__Exercise inputs__:
=-=-=-=-=
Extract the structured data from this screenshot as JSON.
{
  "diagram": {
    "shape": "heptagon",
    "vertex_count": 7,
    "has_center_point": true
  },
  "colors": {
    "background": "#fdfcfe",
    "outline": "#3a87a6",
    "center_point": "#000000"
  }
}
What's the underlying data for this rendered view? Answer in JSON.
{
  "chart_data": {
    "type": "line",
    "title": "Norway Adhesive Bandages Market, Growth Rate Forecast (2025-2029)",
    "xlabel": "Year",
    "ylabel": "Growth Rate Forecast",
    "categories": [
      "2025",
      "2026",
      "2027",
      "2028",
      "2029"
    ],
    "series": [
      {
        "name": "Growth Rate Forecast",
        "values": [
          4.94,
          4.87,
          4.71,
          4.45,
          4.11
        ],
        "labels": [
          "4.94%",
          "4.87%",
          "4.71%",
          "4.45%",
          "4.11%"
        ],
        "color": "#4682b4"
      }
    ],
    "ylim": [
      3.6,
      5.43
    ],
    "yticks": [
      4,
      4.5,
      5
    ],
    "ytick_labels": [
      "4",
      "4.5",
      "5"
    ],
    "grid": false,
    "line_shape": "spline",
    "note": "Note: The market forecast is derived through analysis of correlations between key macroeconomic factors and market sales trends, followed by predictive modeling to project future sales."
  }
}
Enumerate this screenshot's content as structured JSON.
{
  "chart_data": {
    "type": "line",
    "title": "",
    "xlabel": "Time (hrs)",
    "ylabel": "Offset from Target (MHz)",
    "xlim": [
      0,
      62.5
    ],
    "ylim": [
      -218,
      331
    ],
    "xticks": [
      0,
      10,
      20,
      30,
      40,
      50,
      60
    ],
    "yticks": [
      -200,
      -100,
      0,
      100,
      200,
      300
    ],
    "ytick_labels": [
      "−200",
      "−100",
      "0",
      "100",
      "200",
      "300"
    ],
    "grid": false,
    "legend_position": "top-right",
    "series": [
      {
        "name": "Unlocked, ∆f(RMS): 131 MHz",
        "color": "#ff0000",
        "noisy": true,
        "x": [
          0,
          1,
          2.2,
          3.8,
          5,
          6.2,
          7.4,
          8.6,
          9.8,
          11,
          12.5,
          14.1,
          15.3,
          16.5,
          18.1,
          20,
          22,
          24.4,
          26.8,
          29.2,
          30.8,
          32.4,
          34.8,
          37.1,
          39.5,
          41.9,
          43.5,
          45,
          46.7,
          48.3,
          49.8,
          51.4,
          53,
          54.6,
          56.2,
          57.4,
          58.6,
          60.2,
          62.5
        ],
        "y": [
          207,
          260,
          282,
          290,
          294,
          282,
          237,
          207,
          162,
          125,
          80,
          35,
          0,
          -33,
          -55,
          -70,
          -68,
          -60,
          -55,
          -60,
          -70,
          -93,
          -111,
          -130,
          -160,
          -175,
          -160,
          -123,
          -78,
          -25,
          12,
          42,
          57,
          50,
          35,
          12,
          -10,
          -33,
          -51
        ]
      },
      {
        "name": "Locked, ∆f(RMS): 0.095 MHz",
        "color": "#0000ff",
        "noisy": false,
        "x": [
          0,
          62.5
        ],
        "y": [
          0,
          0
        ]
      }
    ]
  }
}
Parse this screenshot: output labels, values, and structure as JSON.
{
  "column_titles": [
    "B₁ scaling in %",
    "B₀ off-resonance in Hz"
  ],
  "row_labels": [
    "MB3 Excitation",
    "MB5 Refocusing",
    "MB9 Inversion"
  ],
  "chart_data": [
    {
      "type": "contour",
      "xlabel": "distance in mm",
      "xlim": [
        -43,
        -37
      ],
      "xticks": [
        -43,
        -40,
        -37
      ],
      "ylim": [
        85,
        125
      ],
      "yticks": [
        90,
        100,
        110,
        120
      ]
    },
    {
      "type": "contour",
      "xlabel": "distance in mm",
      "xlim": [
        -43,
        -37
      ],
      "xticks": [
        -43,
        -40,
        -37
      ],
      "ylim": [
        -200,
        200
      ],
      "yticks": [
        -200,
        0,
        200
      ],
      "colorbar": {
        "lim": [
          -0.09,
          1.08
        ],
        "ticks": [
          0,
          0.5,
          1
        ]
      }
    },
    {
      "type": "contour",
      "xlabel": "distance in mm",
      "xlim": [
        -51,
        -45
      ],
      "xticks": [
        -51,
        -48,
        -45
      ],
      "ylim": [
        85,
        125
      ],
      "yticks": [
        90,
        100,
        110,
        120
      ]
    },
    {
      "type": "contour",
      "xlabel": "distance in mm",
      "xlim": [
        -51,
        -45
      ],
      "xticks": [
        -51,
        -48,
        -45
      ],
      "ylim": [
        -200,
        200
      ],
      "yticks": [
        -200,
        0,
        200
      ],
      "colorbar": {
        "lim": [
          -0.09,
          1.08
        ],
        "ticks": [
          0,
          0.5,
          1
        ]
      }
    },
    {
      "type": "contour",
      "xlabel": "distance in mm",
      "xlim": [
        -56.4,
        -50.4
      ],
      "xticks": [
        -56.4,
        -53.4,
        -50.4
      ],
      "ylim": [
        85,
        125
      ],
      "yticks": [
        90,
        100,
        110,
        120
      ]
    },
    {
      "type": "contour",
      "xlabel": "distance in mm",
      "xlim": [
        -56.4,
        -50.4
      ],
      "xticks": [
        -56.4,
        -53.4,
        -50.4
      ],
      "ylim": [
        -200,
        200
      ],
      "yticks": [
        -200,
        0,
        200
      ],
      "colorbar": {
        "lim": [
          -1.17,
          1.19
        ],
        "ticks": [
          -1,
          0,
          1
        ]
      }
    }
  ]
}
=-=-=-=-=
__What you should do__: Repeat all the records. Match each line exactly.

__Reply__:
Extract the structured data from this screenshot as JSON.
{
  "diagram": {
    "shape": "heptagon",
    "vertex_count": 7,
    "has_center_point": true
  },
  "colors": {
    "background": "#fdfcfe",
    "outline": "#3a87a6",
    "center_point": "#000000"
  }
}
What's the underlying data for this rendered view? Answer in JSON.
{
  "chart_data": {
    "type": "line",
    "title": "Norway Adhesive Bandages Market, Growth Rate Forecast (2025-2029)",
    "xlabel": "Year",
    "ylabel": "Growth Rate Forecast",
    "categories": [
      "2025",
      "2026",
      "2027",
      "2028",
      "2029"
    ],
    "series": [
      {
        "name": "Growth Rate Forecast",
        "values": [
          4.94,
          4.87,
          4.71,
          4.45,
          4.11
        ],
        "labels": [
          "4.94%",
          "4.87%",
          "4.71%",
          "4.45%",
          "4.11%"
        ],
        "color": "#4682b4"
      }
    ],
    "ylim": [
      3.6,
      5.43
    ],
    "yticks": [
      4,
      4.5,
      5
    ],
    "ytick_labels": [
      "4",
      "4.5",
      "5"
    ],
    "grid": false,
    "line_shape": "spline",
    "note": "Note: The market forecast is derived through analysis of correlations between key macroeconomic factors and market sales trends, followed by predictive modeling to project future sales."
  }
}
Enumerate this screenshot's content as structured JSON.
{
  "chart_data": {
    "type": "line",
    "title": "",
    "xlabel": "Time (hrs)",
    "ylabel": "Offset from Target (MHz)",
    "xlim": [
      0,
      62.5
    ],
    "ylim": [
      -218,
      331
    ],
    "xticks": [
      0,
      10,
      20,
      30,
      40,
      50,
      60
    ],
    "yticks": [
      -200,
      -100,
      0,
      100,
      200,
      300
    ],
    "ytick_labels": [
      "−200",
      "−100",
      "0",
      "100",
      "200",
      "300"
    ],
    "grid": false,
    "legend_position": "top-right",
    "series": [
      {
        "name": "Unlocked, ∆f(RMS): 131 MHz",
        "color": "#ff0000",
        "noisy": true,
        "x": [
          0,
          1,
          2.2,
          3.8,
          5,
          6.2,
          7.4,
          8.6,
          9.8,
          11,
          12.5,
          14.1,
          15.3,
          16.5,
          18.1,
          20,
          22,
          24.4,
          26.8,
          29.2,
          30.8,
          32.4,
          34.8,
          37.1,
          39.5,
          41.9,
          43.5,
          45,
          46.7,
          48.3,
          49.8,
          51.4,
          53,
          54.6,
          56.2,
          57.4,
          58.6,
          60.2,
          62.5
        ],
        "y": [
          207,
          260,
          282,
          290,
          294,
          282,
          237,
          207,
          162,
          125,
          80,
          35,
          0,
          -33,
          -55,
          -70,
          -68,
          -60,
          -55,
          -60,
          -70,
          -93,
          -111,
          -130,
          -160,
          -175,
          -160,
          -123,
          -78,
          -25,
          12,
          42,
          57,
          50,
          35,
          12,
          -10,
          -33,
          -51
        ]
      },
      {
        "name": "Locked, ∆f(RMS): 0.095 MHz",
        "color": "#0000ff",
        "noisy": false,
        "x": [
          0,
          62.5
        ],
        "y": [
          0,
          0
        ]
      }
    ]
  }
}
Parse this screenshot: output labels, values, and structure as JSON.
{
  "column_titles": [
    "B₁ scaling in %",
    "B₀ off-resonance in Hz"
  ],
  "row_labels": [
    "MB3 Excitation",
    "MB5 Refocusing",
    "MB9 Inversion"
  ],
  "chart_data": [
    {
      "type": "contour",
      "xlabel": "distance in mm",
      "xlim": [
        -43,
        -37
      ],
      "xticks": [
        -43,
        -40,
        -37
      ],
      "ylim": [
        85,
        125
      ],
      "yticks": [
        90,
        100,
        110,
        120
      ]
    },
    {
      "type": "contour",
      "xlabel": "distance in mm",
      "xlim": [
        -43,
        -37
      ],
      "xticks": [
        -43,
        -40,
        -37
      ],
      "ylim": [
        -200,
        200
      ],
      "yticks": [
        -200,
        0,
        200
      ],
      "colorbar": {
        "lim": [
          -0.09,
          1.08
        ],
        "ticks": [
          0,
          0.5,
          1
        ]
      }
    },
    {
      "type": "contour",
      "xlabel": "distance in mm",
      "xlim": [
        -51,
        -45
      ],
      "xticks": [
        -51,
        -48,
        -45
      ],
      "ylim": [
        85,
        125
      ],
      "yticks": [
        90,
        100,
        110,
        120
      ]
    },
    {
      "type": "contour",
      "xlabel": "distance in mm",
      "xlim": [
        -51,
        -45
      ],
      "xticks": [
        -51,
        -48,
        -45
      ],
      "ylim": [
        -200,
        200
      ],
      "yticks": [
        -200,
        0,
        200
      ],
      "colorbar": {
        "lim": [
          -0.09,
          1.08
        ],
        "ticks": [
          0,
          0.5,
          1
        ]
      }
    },
    {
      "type": "contour",
      "xlabel": "distance in mm",
      "xlim": [
        -56.4,
        -50.4
      ],
      "xticks": [
        -56.4,
        -53.4,
        -50.4
      ],
      "ylim": [
        85,
        125
      ],
      "yticks": [
        90,
        100,
        110,
        120
      ]
    },
    {
      "type": "contour",
      "xlabel": "distance in mm",
      "xlim": [
        -56.4,
        -50.4
      ],
      "xticks": [
        -56.4,
        -53.4,
        -50.4
      ],
      "ylim": [
        -200,
        200
      ],
      "yticks": [
        -200,
        0,
        200
      ],
      "colorbar": {
        "lim": [
          -1.17,
          1.19
        ],
        "ticks": [
          -1,
          0,
          1
        ]
      }
    }
  ]
}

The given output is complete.